— Dataset items —
★ ★ ★

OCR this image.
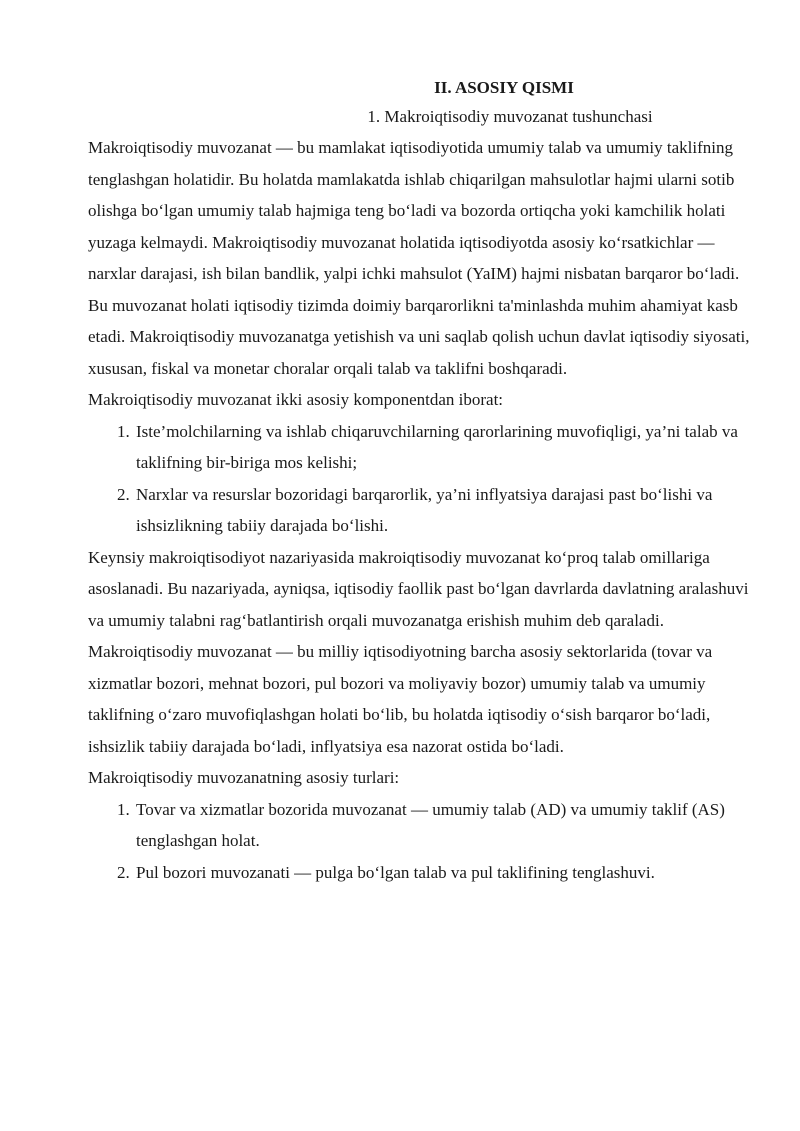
II. ASOSIY QISMI
1. Makroiqtisodiy muvozanat tushunchasi

Makroiqtisodiy muvozanat — bu mamlakat iqtisodiyotida umumiy talab va umumiy taklifning tenglashgan holatidir. Bu holatda mamlakatda ishlab chiqarilgan mahsulotlar hajmi ularni sotib olishga bo‘lgan umumiy talab hajmiga teng bo‘ladi va bozorda ortiqcha yoki kamchilik holati yuzaga kelmaydi. Makroiqtisodiy muvozanat holatida iqtisodiyotda asosiy ko‘rsatkichlar — narxlar darajasi, ish bilan bandlik, yalpi ichki mahsulot (YaIM) hajmi nisbatan barqaror bo‘ladi.

Bu muvozanat holati iqtisodiy tizimda doimiy barqarorlikni ta'minlashda muhim ahamiyat kasb etadi. Makroiqtisodiy muvozanatga yetishish va uni saqlab qolish uchun davlat iqtisodiy siyosati, xususan, fiskal va monetar choralar orqali talab va taklifni boshqaradi.

Makroiqtisodiy muvozanat ikki asosiy komponentdan iborat:

1. Iste’molchilarning va ishlab chiqaruvchilarning qarorlarining muvofiqligi, ya’ni talab va taklifning bir-biriga mos kelishi;
2. Narxlar va resurslar bozoridagi barqarorlik, ya’ni inflyatsiya darajasi past bo‘lishi va ishsizlikning tabiiy darajada bo‘lishi.

Keynsiy makroiqtisodiyot nazariyasida makroiqtisodiy muvozanat ko‘proq talab omillariga asoslanadi. Bu nazariyada, ayniqsa, iqtisodiy faollik past bo‘lgan davrlarda davlatning aralashuvi va umumiy talabni rag‘batlantirish orqali muvozanatga erishish muhim deb qaraladi.

Makroiqtisodiy muvozanat — bu milliy iqtisodiyotning barcha asosiy sektorlarida (tovar va xizmatlar bozori, mehnat bozori, pul bozori va moliyaviy bozor) umumiy talab va umumiy taklifning o‘zaro muvofiqlashgan holati bo‘lib, bu holatda iqtisodiy o‘sish barqaror bo‘ladi, ishsizlik tabiiy darajada bo‘ladi, inflyatsiya esa nazorat ostida bo‘ladi.

Makroiqtisodiy muvozanatning asosiy turlari:

1. Tovar va xizmatlar bozorida muvozanat — umumiy talab (AD) va umumiy taklif (AS) tenglashgan holat.
2. Pul bozori muvozanati — pulga bo‘lgan talab va pul taklifining tenglashuvi.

★ ★ ★

— Prompt —
Quote the preceding records in their entirety, excluding every picture.

— Output for this exercise —
OCR this image.
II. ASOSIY QISMI
1. Makroiqtisodiy muvozanat tushunchasi

Makroiqtisodiy muvozanat — bu mamlakat iqtisodiyotida umumiy talab va umumiy taklifning tenglashgan holatidir. Bu holatda mamlakatda ishlab chiqarilgan mahsulotlar hajmi ularni sotib olishga bo‘lgan umumiy talab hajmiga teng bo‘ladi va bozorda ortiqcha yoki kamchilik holati yuzaga kelmaydi. Makroiqtisodiy muvozanat holatida iqtisodiyotda asosiy ko‘rsatkichlar — narxlar darajasi, ish bilan bandlik, yalpi ichki mahsulot (YaIM) hajmi nisbatan barqaror bo‘ladi.

Bu muvozanat holati iqtisodiy tizimda doimiy barqarorlikni ta'minlashda muhim ahamiyat kasb etadi. Makroiqtisodiy muvozanatga yetishish va uni saqlab qolish uchun davlat iqtisodiy siyosati, xususan, fiskal va monetar choralar orqali talab va taklifni boshqaradi.

Makroiqtisodiy muvozanat ikki asosiy komponentdan iborat:

1. Iste’molchilarning va ishlab chiqaruvchilarning qarorlarining muvofiqligi, ya’ni talab va taklifning bir-biriga mos kelishi;
2. Narxlar va resurslar bozoridagi barqarorlik, ya’ni inflyatsiya darajasi past bo‘lishi va ishsizlikning tabiiy darajada bo‘lishi.

Keynsiy makroiqtisodiyot nazariyasida makroiqtisodiy muvozanat ko‘proq talab omillariga asoslanadi. Bu nazariyada, ayniqsa, iqtisodiy faollik past bo‘lgan davrlarda davlatning aralashuvi va umumiy talabni rag‘batlantirish orqali muvozanatga erishish muhim deb qaraladi.

Makroiqtisodiy muvozanat — bu milliy iqtisodiyotning barcha asosiy sektorlarida (tovar va xizmatlar bozori, mehnat bozori, pul bozori va moliyaviy bozor) umumiy talab va umumiy taklifning o‘zaro muvofiqlashgan holati bo‘lib, bu holatda iqtisodiy o‘sish barqaror bo‘ladi, ishsizlik tabiiy darajada bo‘ladi, inflyatsiya esa nazorat ostida bo‘ladi.

Makroiqtisodiy muvozanatning asosiy turlari:

1. Tovar va xizmatlar bozorida muvozanat — umumiy talab (AD) va umumiy taklif (AS) tenglashgan holat.
2. Pul bozori muvozanati — pulga bo‘lgan talab va pul taklifining tenglashuvi.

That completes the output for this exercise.